--- Your task ---
Pictures do not belong in the copy; quote every entry below exactly.

--- Provided entries ---
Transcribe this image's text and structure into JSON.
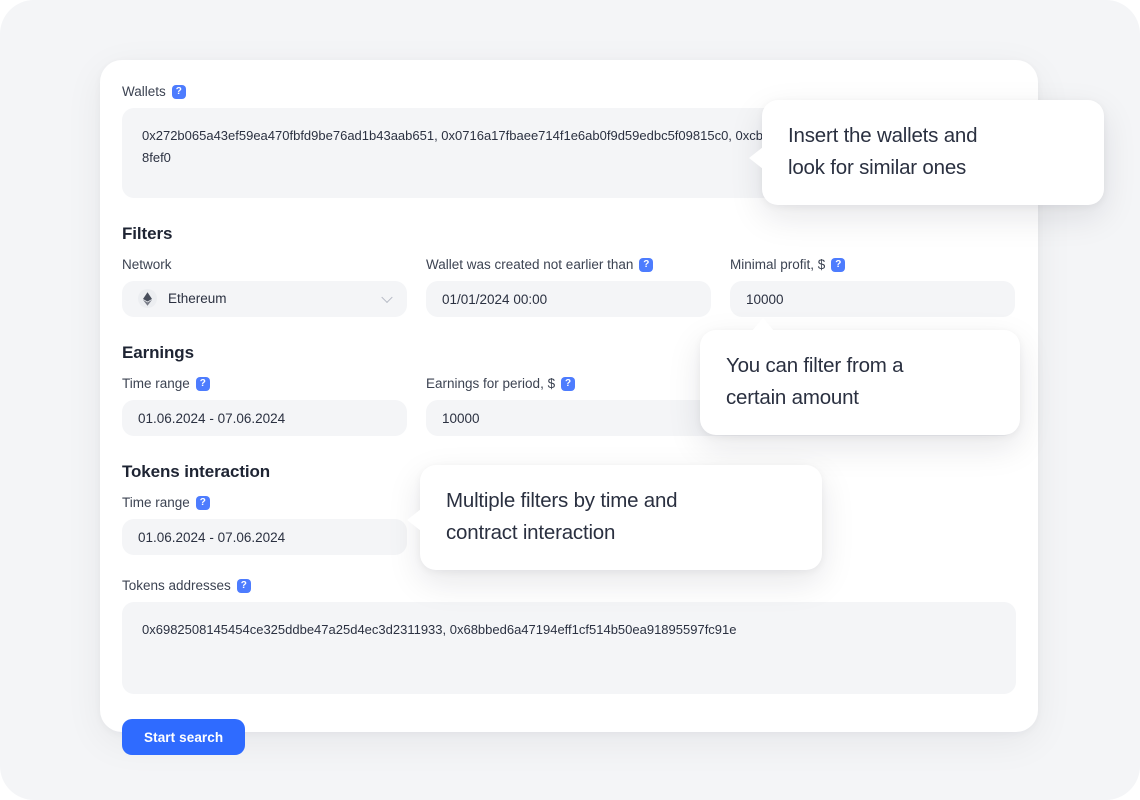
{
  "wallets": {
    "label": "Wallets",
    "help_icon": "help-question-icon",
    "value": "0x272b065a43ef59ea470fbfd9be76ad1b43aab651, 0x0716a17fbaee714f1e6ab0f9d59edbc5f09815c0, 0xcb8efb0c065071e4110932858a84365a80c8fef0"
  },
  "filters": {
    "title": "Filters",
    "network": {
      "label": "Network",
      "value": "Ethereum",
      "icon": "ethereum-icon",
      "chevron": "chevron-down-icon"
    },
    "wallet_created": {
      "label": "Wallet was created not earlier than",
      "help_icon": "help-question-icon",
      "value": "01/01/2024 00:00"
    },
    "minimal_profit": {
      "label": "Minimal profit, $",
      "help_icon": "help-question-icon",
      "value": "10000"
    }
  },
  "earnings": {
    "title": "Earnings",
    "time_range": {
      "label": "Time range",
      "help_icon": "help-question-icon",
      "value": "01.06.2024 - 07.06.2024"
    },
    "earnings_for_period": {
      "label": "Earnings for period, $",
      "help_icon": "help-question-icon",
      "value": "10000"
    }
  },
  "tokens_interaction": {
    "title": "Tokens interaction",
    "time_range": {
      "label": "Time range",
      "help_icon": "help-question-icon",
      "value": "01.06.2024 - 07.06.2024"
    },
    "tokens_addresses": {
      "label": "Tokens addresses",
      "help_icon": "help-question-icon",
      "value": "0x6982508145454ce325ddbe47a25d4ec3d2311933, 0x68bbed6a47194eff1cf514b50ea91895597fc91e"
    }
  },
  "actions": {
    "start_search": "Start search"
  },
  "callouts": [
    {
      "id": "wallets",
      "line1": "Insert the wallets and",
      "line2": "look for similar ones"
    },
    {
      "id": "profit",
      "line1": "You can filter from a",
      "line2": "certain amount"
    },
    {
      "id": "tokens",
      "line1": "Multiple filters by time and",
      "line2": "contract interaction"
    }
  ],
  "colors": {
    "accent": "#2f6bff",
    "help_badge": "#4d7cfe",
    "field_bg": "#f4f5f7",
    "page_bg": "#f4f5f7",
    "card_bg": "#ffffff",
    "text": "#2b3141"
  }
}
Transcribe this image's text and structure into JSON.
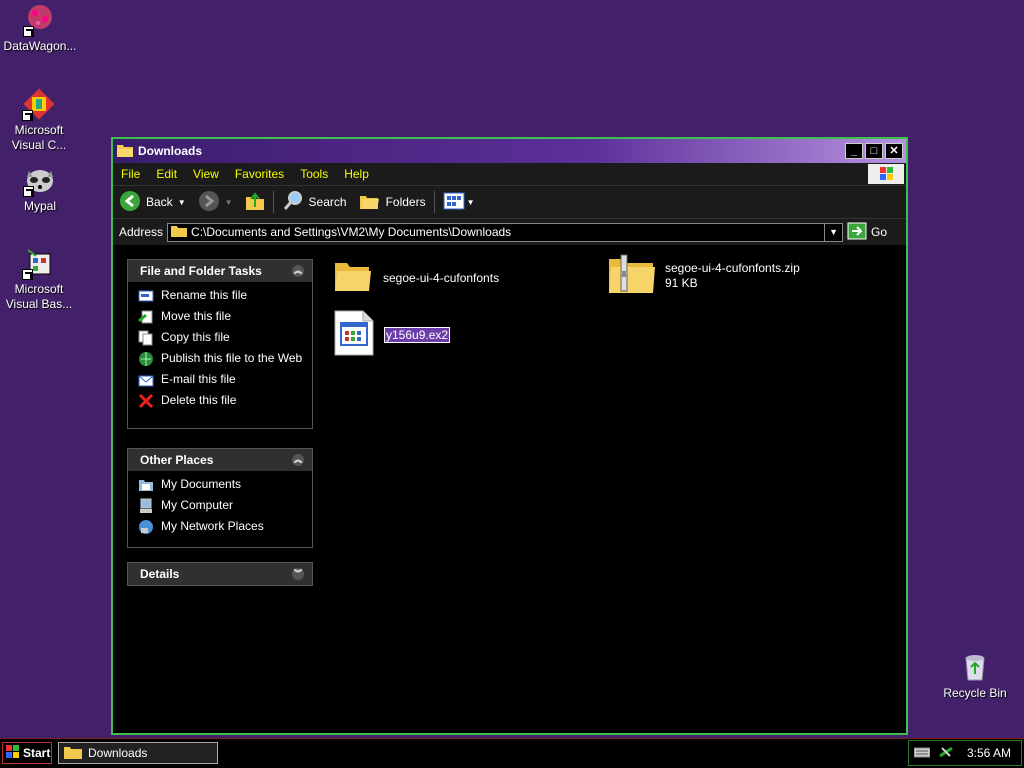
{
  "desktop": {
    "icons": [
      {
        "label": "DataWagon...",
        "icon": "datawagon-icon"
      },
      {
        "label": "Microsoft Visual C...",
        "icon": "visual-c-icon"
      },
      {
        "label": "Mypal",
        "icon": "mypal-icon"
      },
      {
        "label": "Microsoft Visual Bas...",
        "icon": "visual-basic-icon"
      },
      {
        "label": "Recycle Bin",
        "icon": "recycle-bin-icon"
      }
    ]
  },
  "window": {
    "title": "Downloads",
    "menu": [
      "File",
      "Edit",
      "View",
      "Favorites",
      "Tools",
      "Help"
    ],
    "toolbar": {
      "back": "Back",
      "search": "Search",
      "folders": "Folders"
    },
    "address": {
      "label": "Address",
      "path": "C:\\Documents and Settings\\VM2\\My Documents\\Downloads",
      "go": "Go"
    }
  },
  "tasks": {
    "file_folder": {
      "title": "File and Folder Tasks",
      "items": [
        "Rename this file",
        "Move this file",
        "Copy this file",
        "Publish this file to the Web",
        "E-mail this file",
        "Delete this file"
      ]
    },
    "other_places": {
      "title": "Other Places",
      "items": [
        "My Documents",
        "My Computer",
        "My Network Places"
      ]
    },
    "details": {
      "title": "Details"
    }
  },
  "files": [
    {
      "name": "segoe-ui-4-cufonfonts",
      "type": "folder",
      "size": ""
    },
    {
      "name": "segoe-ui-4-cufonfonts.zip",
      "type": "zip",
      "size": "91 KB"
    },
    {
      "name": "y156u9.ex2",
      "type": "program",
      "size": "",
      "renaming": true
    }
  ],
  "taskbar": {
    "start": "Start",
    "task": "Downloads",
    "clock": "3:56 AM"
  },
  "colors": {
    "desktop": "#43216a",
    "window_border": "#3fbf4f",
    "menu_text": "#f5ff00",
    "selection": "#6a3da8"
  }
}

--- Solution to this exercise ---
Transcribe this image's text and structure into JSON.
{
  "wallets": {
    "label": "Wallets",
    "help_icon": "help-question-icon",
    "value": "0x272b065a43ef59ea470fbfd9be76ad1b43aab651, 0x0716a17fbaee714f1e6ab0f9d59edbc5f09815c0, 0xcb8efb0c065071e4110932858a84365a80c8fef0"
  },
  "filters": {
    "title": "Filters",
    "network": {
      "label": "Network",
      "value": "Ethereum",
      "icon": "ethereum-icon",
      "chevron": "chevron-down-icon"
    },
    "wallet_created": {
      "label": "Wallet was created not earlier than",
      "help_icon": "help-question-icon",
      "value": "01/01/2024 00:00"
    },
    "minimal_profit": {
      "label": "Minimal profit, $",
      "help_icon": "help-question-icon",
      "value": "10000"
    }
  },
  "earnings": {
    "title": "Earnings",
    "time_range": {
      "label": "Time range",
      "help_icon": "help-question-icon",
      "value": "01.06.2024 - 07.06.2024"
    },
    "earnings_for_period": {
      "label": "Earnings for period, $",
      "help_icon": "help-question-icon",
      "value": "10000"
    }
  },
  "tokens_interaction": {
    "title": "Tokens interaction",
    "time_range": {
      "label": "Time range",
      "help_icon": "help-question-icon",
      "value": "01.06.2024 - 07.06.2024"
    },
    "tokens_addresses": {
      "label": "Tokens addresses",
      "help_icon": "help-question-icon",
      "value": "0x6982508145454ce325ddbe47a25d4ec3d2311933, 0x68bbed6a47194eff1cf514b50ea91895597fc91e"
    }
  },
  "actions": {
    "start_search": "Start search"
  },
  "callouts": [
    {
      "id": "wallets",
      "line1": "Insert the wallets and",
      "line2": "look for similar ones"
    },
    {
      "id": "profit",
      "line1": "You can filter from a",
      "line2": "certain amount"
    },
    {
      "id": "tokens",
      "line1": "Multiple filters by time and",
      "line2": "contract interaction"
    }
  ],
  "colors": {
    "accent": "#2f6bff",
    "help_badge": "#4d7cfe",
    "field_bg": "#f4f5f7",
    "page_bg": "#f4f5f7",
    "card_bg": "#ffffff",
    "text": "#2b3141"
  }
}
Transcribe this image's text and structure into JSON.
{
  "desktop": {
    "icons": [
      {
        "label": "DataWagon...",
        "icon": "datawagon-icon"
      },
      {
        "label": "Microsoft Visual C...",
        "icon": "visual-c-icon"
      },
      {
        "label": "Mypal",
        "icon": "mypal-icon"
      },
      {
        "label": "Microsoft Visual Bas...",
        "icon": "visual-basic-icon"
      },
      {
        "label": "Recycle Bin",
        "icon": "recycle-bin-icon"
      }
    ]
  },
  "window": {
    "title": "Downloads",
    "menu": [
      "File",
      "Edit",
      "View",
      "Favorites",
      "Tools",
      "Help"
    ],
    "toolbar": {
      "back": "Back",
      "search": "Search",
      "folders": "Folders"
    },
    "address": {
      "label": "Address",
      "path": "C:\\Documents and Settings\\VM2\\My Documents\\Downloads",
      "go": "Go"
    }
  },
  "tasks": {
    "file_folder": {
      "title": "File and Folder Tasks",
      "items": [
        "Rename this file",
        "Move this file",
        "Copy this file",
        "Publish this file to the Web",
        "E-mail this file",
        "Delete this file"
      ]
    },
    "other_places": {
      "title": "Other Places",
      "items": [
        "My Documents",
        "My Computer",
        "My Network Places"
      ]
    },
    "details": {
      "title": "Details"
    }
  },
  "files": [
    {
      "name": "segoe-ui-4-cufonfonts",
      "type": "folder",
      "size": ""
    },
    {
      "name": "segoe-ui-4-cufonfonts.zip",
      "type": "zip",
      "size": "91 KB"
    },
    {
      "name": "y156u9.ex2",
      "type": "program",
      "size": "",
      "renaming": true
    }
  ],
  "taskbar": {
    "start": "Start",
    "task": "Downloads",
    "clock": "3:56 AM"
  },
  "colors": {
    "desktop": "#43216a",
    "window_border": "#3fbf4f",
    "menu_text": "#f5ff00",
    "selection": "#6a3da8"
  }
}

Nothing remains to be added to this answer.